(EXERCISE OBJECTIVE)
Gather, from the listing beneath this task, every line holding the string "with".

-*-

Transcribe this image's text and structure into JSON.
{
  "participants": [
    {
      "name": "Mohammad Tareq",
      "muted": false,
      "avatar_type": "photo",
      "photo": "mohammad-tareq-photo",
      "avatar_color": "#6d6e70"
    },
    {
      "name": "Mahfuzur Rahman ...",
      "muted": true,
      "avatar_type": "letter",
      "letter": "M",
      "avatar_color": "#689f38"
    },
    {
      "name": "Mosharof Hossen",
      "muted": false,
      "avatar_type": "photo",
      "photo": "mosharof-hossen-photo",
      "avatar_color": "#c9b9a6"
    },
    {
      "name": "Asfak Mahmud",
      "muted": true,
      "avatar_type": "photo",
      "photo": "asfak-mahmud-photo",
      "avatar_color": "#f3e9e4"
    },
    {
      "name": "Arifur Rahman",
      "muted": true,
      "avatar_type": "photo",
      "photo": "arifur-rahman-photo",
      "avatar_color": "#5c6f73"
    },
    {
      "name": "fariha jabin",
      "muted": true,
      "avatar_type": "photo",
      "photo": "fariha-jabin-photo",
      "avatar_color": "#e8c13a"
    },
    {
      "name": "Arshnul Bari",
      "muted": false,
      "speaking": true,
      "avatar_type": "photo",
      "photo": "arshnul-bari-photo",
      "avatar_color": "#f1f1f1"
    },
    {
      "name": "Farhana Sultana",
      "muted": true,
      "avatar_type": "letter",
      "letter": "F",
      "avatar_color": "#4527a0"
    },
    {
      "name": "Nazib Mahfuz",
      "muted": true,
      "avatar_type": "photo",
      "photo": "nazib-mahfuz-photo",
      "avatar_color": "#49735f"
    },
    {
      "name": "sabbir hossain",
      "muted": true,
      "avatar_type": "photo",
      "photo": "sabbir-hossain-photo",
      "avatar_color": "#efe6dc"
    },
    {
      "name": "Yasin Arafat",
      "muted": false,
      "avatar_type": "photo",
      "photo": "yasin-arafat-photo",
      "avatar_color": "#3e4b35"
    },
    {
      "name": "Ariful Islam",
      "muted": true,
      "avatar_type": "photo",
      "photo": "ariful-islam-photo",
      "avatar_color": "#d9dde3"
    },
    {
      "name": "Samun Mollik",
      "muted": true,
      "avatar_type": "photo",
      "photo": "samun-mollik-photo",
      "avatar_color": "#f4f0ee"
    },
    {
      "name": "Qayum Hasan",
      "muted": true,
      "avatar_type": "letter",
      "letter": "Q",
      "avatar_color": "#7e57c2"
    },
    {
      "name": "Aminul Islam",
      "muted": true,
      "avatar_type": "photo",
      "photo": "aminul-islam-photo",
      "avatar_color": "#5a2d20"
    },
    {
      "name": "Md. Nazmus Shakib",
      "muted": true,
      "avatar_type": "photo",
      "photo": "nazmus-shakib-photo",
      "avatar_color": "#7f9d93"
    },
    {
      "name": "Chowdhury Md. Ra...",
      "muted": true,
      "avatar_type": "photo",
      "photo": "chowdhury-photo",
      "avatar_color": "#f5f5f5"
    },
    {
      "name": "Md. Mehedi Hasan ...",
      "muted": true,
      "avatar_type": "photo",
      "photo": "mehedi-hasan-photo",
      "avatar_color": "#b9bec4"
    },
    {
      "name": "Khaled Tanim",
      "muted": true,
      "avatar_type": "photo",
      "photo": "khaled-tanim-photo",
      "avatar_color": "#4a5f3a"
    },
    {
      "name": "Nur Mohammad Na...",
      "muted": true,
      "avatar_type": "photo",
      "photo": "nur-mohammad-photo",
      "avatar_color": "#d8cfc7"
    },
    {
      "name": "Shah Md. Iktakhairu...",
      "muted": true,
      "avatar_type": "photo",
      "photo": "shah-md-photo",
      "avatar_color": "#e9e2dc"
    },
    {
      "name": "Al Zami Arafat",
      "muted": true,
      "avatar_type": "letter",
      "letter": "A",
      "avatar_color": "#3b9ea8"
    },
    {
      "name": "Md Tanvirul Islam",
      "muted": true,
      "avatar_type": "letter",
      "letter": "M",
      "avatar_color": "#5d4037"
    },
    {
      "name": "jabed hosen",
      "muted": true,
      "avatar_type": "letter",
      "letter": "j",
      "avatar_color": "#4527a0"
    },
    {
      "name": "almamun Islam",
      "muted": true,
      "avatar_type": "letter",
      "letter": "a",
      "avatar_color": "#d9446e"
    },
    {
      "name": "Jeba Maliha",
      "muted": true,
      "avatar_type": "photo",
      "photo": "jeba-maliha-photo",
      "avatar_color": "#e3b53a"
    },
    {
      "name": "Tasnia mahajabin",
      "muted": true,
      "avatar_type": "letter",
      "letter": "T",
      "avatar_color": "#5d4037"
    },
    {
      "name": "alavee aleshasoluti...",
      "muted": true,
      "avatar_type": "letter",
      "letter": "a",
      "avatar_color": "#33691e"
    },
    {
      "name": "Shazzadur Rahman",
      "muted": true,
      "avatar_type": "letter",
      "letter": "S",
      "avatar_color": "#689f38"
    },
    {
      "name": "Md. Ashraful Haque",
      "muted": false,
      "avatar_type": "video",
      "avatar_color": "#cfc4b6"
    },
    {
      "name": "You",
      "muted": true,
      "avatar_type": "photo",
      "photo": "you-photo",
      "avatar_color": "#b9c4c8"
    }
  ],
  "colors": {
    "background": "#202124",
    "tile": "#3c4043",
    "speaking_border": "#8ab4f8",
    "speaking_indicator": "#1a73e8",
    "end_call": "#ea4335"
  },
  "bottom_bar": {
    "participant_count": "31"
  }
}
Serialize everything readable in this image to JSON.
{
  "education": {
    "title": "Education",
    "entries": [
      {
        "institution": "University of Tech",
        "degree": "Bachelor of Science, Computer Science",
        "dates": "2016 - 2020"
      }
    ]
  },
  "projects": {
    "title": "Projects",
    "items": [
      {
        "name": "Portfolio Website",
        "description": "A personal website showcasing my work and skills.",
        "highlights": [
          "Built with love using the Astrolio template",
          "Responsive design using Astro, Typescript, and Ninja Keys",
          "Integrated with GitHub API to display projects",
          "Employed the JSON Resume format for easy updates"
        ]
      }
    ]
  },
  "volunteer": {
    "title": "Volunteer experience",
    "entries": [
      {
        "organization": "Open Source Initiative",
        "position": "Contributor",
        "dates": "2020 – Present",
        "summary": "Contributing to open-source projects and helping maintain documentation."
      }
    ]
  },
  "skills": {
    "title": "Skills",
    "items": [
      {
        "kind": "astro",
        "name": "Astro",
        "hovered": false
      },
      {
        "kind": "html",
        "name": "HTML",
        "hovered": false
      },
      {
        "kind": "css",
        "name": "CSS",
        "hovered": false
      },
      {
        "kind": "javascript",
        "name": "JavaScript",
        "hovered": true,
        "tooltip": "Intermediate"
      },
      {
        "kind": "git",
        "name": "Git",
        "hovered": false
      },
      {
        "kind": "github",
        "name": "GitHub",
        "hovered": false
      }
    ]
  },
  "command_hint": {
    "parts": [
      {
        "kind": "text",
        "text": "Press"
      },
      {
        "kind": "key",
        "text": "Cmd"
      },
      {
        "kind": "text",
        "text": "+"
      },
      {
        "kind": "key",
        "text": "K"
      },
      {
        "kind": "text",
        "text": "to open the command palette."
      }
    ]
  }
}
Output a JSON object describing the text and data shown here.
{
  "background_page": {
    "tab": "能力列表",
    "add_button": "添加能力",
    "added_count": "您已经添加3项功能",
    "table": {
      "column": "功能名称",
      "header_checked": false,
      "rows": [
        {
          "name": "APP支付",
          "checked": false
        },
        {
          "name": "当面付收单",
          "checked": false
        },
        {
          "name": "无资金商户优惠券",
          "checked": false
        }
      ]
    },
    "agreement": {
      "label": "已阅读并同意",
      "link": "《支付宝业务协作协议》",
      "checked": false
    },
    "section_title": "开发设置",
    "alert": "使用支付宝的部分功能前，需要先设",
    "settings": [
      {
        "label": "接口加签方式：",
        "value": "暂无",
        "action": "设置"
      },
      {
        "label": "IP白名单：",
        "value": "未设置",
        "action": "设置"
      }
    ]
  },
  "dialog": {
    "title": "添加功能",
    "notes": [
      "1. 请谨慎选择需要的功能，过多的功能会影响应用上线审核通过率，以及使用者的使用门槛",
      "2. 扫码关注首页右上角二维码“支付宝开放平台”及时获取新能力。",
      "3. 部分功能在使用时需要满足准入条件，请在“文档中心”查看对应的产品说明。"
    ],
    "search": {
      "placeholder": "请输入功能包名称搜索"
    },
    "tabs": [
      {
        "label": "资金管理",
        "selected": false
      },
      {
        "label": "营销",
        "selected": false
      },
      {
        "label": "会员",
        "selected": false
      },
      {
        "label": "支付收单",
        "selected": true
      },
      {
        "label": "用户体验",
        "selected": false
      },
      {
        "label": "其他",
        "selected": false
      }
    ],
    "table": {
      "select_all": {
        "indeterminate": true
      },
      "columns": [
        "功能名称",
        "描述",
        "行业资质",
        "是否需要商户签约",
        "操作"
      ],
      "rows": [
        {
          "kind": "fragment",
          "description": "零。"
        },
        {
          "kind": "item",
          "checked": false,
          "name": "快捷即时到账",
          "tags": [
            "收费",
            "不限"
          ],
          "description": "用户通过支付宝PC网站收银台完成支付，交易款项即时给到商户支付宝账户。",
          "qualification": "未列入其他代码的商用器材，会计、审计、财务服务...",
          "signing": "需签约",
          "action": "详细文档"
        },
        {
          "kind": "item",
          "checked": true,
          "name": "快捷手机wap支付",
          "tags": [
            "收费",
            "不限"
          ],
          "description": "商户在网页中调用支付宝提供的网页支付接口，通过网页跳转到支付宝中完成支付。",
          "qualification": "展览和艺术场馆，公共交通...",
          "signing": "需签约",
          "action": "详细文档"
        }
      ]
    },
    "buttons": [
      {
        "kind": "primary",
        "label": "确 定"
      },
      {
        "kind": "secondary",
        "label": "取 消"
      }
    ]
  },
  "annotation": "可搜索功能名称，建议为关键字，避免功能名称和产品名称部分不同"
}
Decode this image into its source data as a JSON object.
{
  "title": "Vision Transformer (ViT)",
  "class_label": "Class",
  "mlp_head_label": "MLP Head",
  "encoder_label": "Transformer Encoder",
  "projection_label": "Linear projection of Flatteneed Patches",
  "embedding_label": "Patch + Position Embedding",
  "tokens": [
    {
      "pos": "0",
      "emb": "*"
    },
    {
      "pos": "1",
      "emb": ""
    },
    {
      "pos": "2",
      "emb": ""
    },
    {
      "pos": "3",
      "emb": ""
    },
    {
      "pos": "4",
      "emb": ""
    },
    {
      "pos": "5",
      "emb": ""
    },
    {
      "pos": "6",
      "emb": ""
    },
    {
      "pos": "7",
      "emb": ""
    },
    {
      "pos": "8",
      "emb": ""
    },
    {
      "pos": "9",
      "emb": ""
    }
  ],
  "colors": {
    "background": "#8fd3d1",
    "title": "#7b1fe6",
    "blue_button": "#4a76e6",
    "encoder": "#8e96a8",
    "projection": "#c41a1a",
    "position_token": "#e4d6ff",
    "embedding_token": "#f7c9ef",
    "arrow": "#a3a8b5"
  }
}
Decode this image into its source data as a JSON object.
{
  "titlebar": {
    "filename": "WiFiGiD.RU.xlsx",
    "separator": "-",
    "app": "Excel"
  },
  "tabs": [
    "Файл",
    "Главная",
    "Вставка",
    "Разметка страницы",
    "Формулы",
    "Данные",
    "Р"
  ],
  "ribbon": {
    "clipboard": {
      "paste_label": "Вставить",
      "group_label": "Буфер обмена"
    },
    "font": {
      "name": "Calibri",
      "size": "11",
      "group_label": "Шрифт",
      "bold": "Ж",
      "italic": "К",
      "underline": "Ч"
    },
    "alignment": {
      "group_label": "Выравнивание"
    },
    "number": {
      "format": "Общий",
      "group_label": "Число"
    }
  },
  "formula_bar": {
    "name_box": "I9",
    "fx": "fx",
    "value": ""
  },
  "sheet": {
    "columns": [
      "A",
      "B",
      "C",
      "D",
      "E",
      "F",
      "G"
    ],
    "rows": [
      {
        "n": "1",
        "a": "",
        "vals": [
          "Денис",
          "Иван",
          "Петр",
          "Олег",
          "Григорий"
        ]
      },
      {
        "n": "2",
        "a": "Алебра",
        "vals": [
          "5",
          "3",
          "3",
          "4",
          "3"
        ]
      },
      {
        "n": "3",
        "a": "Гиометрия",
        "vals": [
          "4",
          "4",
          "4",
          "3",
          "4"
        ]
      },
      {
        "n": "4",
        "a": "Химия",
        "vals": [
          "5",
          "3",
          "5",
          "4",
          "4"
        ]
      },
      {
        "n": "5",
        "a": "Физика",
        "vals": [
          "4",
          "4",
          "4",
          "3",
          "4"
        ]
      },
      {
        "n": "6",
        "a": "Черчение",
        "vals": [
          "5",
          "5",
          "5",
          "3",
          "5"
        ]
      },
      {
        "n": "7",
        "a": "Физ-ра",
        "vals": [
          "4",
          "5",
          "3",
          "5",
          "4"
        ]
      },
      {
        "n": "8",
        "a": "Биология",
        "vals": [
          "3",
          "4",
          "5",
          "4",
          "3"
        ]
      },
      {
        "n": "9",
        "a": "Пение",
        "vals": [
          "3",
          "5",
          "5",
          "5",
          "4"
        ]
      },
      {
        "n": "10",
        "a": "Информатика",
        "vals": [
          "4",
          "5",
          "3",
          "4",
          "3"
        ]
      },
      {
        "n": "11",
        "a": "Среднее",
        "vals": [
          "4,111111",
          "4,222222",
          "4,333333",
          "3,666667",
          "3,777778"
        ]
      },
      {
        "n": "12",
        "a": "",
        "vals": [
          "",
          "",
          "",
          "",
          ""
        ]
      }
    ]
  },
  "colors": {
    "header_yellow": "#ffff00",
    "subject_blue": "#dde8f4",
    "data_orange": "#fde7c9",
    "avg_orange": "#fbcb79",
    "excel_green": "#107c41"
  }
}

-*-

(OUTPUT BELOW)
          "Built with love using the Astrolio template",
          "Integrated with GitHub API to display projects",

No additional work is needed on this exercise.